Problem statement:
Every line below is to be quoted exactly, with nothing added or dropped.

Input rows:
____________

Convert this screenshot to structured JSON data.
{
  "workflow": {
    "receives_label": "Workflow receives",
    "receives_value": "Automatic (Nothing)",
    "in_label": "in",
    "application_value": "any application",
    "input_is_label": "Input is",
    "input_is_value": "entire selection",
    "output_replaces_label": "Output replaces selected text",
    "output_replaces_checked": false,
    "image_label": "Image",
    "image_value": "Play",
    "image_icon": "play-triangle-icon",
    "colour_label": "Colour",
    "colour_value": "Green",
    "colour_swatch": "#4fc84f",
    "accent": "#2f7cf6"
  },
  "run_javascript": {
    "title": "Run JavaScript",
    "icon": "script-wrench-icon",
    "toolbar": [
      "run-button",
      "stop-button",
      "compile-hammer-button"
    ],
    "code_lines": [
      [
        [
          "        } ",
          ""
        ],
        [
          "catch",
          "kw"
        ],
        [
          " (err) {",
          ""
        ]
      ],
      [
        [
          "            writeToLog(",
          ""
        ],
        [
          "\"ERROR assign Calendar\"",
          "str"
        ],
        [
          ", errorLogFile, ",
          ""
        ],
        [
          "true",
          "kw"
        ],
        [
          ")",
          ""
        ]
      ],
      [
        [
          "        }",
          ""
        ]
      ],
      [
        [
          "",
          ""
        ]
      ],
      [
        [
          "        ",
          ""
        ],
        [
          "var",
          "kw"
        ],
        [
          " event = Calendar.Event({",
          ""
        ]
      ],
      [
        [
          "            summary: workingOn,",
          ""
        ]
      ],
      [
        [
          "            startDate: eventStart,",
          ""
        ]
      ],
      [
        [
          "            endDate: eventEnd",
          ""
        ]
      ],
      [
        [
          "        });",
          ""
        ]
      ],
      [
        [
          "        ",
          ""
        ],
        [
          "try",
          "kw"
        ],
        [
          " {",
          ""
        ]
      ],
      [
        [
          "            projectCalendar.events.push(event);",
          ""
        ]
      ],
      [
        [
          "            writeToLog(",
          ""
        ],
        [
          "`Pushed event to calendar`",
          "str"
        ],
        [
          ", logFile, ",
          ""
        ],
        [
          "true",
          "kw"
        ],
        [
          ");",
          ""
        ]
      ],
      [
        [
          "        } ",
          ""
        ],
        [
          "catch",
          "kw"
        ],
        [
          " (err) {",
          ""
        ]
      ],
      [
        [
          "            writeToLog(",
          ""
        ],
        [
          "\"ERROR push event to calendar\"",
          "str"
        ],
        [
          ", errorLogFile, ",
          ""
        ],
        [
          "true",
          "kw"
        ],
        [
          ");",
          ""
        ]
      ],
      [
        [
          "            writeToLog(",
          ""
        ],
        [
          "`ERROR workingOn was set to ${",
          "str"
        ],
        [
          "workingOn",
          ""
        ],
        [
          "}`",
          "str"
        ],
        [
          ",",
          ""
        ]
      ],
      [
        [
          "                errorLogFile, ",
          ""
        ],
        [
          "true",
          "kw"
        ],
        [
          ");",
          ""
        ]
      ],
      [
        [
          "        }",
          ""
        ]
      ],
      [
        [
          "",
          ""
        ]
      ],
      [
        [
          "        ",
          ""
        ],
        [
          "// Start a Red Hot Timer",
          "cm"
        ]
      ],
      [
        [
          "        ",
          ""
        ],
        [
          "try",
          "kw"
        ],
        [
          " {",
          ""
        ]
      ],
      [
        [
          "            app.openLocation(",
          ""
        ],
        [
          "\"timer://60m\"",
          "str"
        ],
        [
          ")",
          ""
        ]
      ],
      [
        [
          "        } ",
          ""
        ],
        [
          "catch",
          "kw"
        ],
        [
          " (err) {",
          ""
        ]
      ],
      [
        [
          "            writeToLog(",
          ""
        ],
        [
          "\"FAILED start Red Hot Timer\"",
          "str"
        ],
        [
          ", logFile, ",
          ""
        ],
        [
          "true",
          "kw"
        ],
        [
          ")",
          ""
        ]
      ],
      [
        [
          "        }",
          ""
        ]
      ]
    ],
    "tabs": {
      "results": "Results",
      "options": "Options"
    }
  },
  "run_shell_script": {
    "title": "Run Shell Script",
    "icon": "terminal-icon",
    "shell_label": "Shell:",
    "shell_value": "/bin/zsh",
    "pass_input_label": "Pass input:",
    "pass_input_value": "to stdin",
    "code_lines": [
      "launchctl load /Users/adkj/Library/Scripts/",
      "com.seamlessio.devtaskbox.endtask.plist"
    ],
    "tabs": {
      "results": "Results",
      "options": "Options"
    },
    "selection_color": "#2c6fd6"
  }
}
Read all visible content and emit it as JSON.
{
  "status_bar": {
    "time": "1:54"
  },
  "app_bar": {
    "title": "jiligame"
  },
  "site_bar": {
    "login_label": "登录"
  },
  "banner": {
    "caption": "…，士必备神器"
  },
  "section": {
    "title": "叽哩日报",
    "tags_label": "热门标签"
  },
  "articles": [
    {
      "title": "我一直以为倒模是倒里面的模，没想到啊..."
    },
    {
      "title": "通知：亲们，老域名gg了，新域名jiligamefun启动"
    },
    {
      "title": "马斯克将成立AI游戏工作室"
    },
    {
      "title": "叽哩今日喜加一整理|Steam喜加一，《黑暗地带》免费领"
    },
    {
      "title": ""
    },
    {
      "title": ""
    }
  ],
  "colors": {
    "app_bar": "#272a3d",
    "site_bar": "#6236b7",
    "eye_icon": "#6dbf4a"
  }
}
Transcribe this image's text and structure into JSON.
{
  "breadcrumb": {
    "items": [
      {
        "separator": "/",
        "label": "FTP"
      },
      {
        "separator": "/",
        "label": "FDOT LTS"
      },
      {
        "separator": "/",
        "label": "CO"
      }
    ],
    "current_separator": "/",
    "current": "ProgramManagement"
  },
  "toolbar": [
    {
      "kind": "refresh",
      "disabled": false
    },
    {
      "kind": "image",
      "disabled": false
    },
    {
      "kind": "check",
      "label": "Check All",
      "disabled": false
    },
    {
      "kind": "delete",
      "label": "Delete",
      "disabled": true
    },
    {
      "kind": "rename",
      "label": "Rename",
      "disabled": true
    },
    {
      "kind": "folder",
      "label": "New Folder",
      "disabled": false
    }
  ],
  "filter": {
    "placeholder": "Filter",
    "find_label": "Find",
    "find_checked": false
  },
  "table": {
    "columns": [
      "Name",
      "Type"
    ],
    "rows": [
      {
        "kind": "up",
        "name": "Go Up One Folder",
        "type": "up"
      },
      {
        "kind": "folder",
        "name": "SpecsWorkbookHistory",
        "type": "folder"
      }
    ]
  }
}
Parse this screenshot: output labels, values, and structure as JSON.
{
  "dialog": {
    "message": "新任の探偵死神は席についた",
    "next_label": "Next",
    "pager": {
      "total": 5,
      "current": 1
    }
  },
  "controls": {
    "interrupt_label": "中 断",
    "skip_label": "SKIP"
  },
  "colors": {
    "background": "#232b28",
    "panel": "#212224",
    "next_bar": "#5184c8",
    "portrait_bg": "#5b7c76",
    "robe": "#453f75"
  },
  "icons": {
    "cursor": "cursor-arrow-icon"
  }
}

____________

Exercise output:
Convert this screenshot to structured JSON data.
{
  "workflow": {
    "receives_label": "Workflow receives",
    "receives_value": "Automatic (Nothing)",
    "in_label": "in",
    "application_value": "any application",
    "input_is_label": "Input is",
    "input_is_value": "entire selection",
    "output_replaces_label": "Output replaces selected text",
    "output_replaces_checked": false,
    "image_label": "Image",
    "image_value": "Play",
    "image_icon": "play-triangle-icon",
    "colour_label": "Colour",
    "colour_value": "Green",
    "colour_swatch": "#4fc84f",
    "accent": "#2f7cf6"
  },
  "run_javascript": {
    "title": "Run JavaScript",
    "icon": "script-wrench-icon",
    "toolbar": [
      "run-button",
      "stop-button",
      "compile-hammer-button"
    ],
    "code_lines": [
      [
        [
          "        } ",
          ""
        ],
        [
          "catch",
          "kw"
        ],
        [
          " (err) {",
          ""
        ]
      ],
      [
        [
          "            writeToLog(",
          ""
        ],
        [
          "\"ERROR assign Calendar\"",
          "str"
        ],
        [
          ", errorLogFile, ",
          ""
        ],
        [
          "true",
          "kw"
        ],
        [
          ")",
          ""
        ]
      ],
      [
        [
          "        }",
          ""
        ]
      ],
      [
        [
          "",
          ""
        ]
      ],
      [
        [
          "        ",
          ""
        ],
        [
          "var",
          "kw"
        ],
        [
          " event = Calendar.Event({",
          ""
        ]
      ],
      [
        [
          "            summary: workingOn,",
          ""
        ]
      ],
      [
        [
          "            startDate: eventStart,",
          ""
        ]
      ],
      [
        [
          "            endDate: eventEnd",
          ""
        ]
      ],
      [
        [
          "        });",
          ""
        ]
      ],
      [
        [
          "        ",
          ""
        ],
        [
          "try",
          "kw"
        ],
        [
          " {",
          ""
        ]
      ],
      [
        [
          "            projectCalendar.events.push(event);",
          ""
        ]
      ],
      [
        [
          "            writeToLog(",
          ""
        ],
        [
          "`Pushed event to calendar`",
          "str"
        ],
        [
          ", logFile, ",
          ""
        ],
        [
          "true",
          "kw"
        ],
        [
          ");",
          ""
        ]
      ],
      [
        [
          "        } ",
          ""
        ],
        [
          "catch",
          "kw"
        ],
        [
          " (err) {",
          ""
        ]
      ],
      [
        [
          "            writeToLog(",
          ""
        ],
        [
          "\"ERROR push event to calendar\"",
          "str"
        ],
        [
          ", errorLogFile, ",
          ""
        ],
        [
          "true",
          "kw"
        ],
        [
          ");",
          ""
        ]
      ],
      [
        [
          "            writeToLog(",
          ""
        ],
        [
          "`ERROR workingOn was set to ${",
          "str"
        ],
        [
          "workingOn",
          ""
        ],
        [
          "}`",
          "str"
        ],
        [
          ",",
          ""
        ]
      ],
      [
        [
          "                errorLogFile, ",
          ""
        ],
        [
          "true",
          "kw"
        ],
        [
          ");",
          ""
        ]
      ],
      [
        [
          "        }",
          ""
        ]
      ],
      [
        [
          "",
          ""
        ]
      ],
      [
        [
          "        ",
          ""
        ],
        [
          "// Start a Red Hot Timer",
          "cm"
        ]
      ],
      [
        [
          "        ",
          ""
        ],
        [
          "try",
          "kw"
        ],
        [
          " {",
          ""
        ]
      ],
      [
        [
          "            app.openLocation(",
          ""
        ],
        [
          "\"timer://60m\"",
          "str"
        ],
        [
          ")",
          ""
        ]
      ],
      [
        [
          "        } ",
          ""
        ],
        [
          "catch",
          "kw"
        ],
        [
          " (err) {",
          ""
        ]
      ],
      [
        [
          "            writeToLog(",
          ""
        ],
        [
          "\"FAILED start Red Hot Timer\"",
          "str"
        ],
        [
          ", logFile, ",
          ""
        ],
        [
          "true",
          "kw"
        ],
        [
          ")",
          ""
        ]
      ],
      [
        [
          "        }",
          ""
        ]
      ]
    ],
    "tabs": {
      "results": "Results",
      "options": "Options"
    }
  },
  "run_shell_script": {
    "title": "Run Shell Script",
    "icon": "terminal-icon",
    "shell_label": "Shell:",
    "shell_value": "/bin/zsh",
    "pass_input_label": "Pass input:",
    "pass_input_value": "to stdin",
    "code_lines": [
      "launchctl load /Users/adkj/Library/Scripts/",
      "com.seamlessio.devtaskbox.endtask.plist"
    ],
    "tabs": {
      "results": "Results",
      "options": "Options"
    },
    "selection_color": "#2c6fd6"
  }
}
Read all visible content and emit it as JSON.
{
  "status_bar": {
    "time": "1:54"
  },
  "app_bar": {
    "title": "jiligame"
  },
  "site_bar": {
    "login_label": "登录"
  },
  "banner": {
    "caption": "…，士必备神器"
  },
  "section": {
    "title": "叽哩日报",
    "tags_label": "热门标签"
  },
  "articles": [
    {
      "title": "我一直以为倒模是倒里面的模，没想到啊..."
    },
    {
      "title": "通知：亲们，老域名gg了，新域名jiligamefun启动"
    },
    {
      "title": "马斯克将成立AI游戏工作室"
    },
    {
      "title": "叽哩今日喜加一整理|Steam喜加一，《黑暗地带》免费领"
    },
    {
      "title": ""
    },
    {
      "title": ""
    }
  ],
  "colors": {
    "app_bar": "#272a3d",
    "site_bar": "#6236b7",
    "eye_icon": "#6dbf4a"
  }
}
Transcribe this image's text and structure into JSON.
{
  "breadcrumb": {
    "items": [
      {
        "separator": "/",
        "label": "FTP"
      },
      {
        "separator": "/",
        "label": "FDOT LTS"
      },
      {
        "separator": "/",
        "label": "CO"
      }
    ],
    "current_separator": "/",
    "current": "ProgramManagement"
  },
  "toolbar": [
    {
      "kind": "refresh",
      "disabled": false
    },
    {
      "kind": "image",
      "disabled": false
    },
    {
      "kind": "check",
      "label": "Check All",
      "disabled": false
    },
    {
      "kind": "delete",
      "label": "Delete",
      "disabled": true
    },
    {
      "kind": "rename",
      "label": "Rename",
      "disabled": true
    },
    {
      "kind": "folder",
      "label": "New Folder",
      "disabled": false
    }
  ],
  "filter": {
    "placeholder": "Filter",
    "find_label": "Find",
    "find_checked": false
  },
  "table": {
    "columns": [
      "Name",
      "Type"
    ],
    "rows": [
      {
        "kind": "up",
        "name": "Go Up One Folder",
        "type": "up"
      },
      {
        "kind": "folder",
        "name": "SpecsWorkbookHistory",
        "type": "folder"
      }
    ]
  }
}
Parse this screenshot: output labels, values, and structure as JSON.
{
  "dialog": {
    "message": "新任の探偵死神は席についた",
    "next_label": "Next",
    "pager": {
      "total": 5,
      "current": 1
    }
  },
  "controls": {
    "interrupt_label": "中 断",
    "skip_label": "SKIP"
  },
  "colors": {
    "background": "#232b28",
    "panel": "#212224",
    "next_bar": "#5184c8",
    "portrait_bg": "#5b7c76",
    "robe": "#453f75"
  },
  "icons": {
    "cursor": "cursor-arrow-icon"
  }
}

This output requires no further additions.